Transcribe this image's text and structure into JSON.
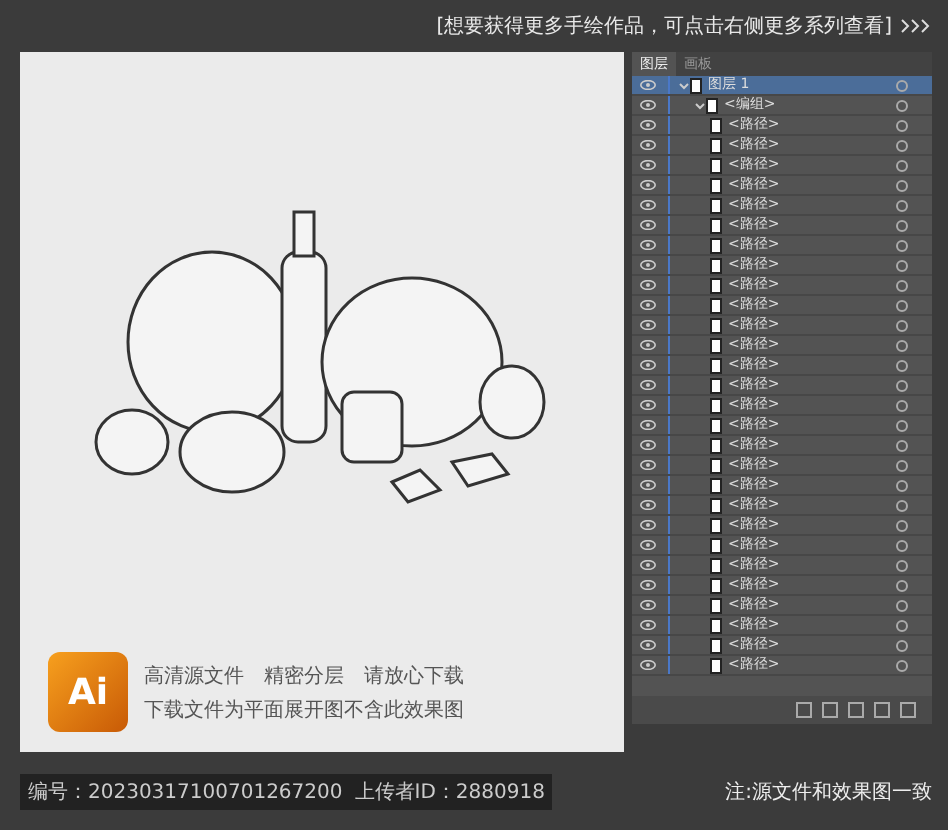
{
  "banner": {
    "text": "[想要获得更多手绘作品，可点击右侧更多系列查看]"
  },
  "panel": {
    "tabs": [
      {
        "label": "图层",
        "selected": true
      },
      {
        "label": "画板",
        "selected": false
      }
    ],
    "layers": [
      {
        "name": "图层 1",
        "expanded": true,
        "selected": true,
        "children": [
          {
            "name": "<编组>",
            "expanded": true,
            "selected": false,
            "children": [
              {
                "name": "<路径>"
              },
              {
                "name": "<路径>"
              },
              {
                "name": "<路径>"
              },
              {
                "name": "<路径>"
              },
              {
                "name": "<路径>"
              },
              {
                "name": "<路径>"
              },
              {
                "name": "<路径>"
              },
              {
                "name": "<路径>"
              },
              {
                "name": "<路径>"
              },
              {
                "name": "<路径>"
              },
              {
                "name": "<路径>"
              },
              {
                "name": "<路径>"
              },
              {
                "name": "<路径>"
              },
              {
                "name": "<路径>"
              },
              {
                "name": "<路径>"
              },
              {
                "name": "<路径>"
              },
              {
                "name": "<路径>"
              },
              {
                "name": "<路径>"
              },
              {
                "name": "<路径>"
              },
              {
                "name": "<路径>"
              },
              {
                "name": "<路径>"
              },
              {
                "name": "<路径>"
              },
              {
                "name": "<路径>"
              },
              {
                "name": "<路径>"
              },
              {
                "name": "<路径>"
              },
              {
                "name": "<路径>"
              },
              {
                "name": "<路径>"
              },
              {
                "name": "<路径>"
              }
            ]
          }
        ]
      }
    ]
  },
  "promo": {
    "logo": "Ai",
    "lines": [
      "高清源文件　精密分层　请放心下载",
      "下载文件为平面展开图不含此效果图"
    ]
  },
  "footer": {
    "id": "编号：20230317100701267200",
    "uploader": "上传者ID：2880918",
    "note": "注:源文件和效果图一致"
  }
}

********

(YOUR TASK) From the entries above, copy out every line where the string "selected" appears.

(FULL RESPONSE)
        "selected": true
        "selected": false
        "selected": true,
            "selected": false,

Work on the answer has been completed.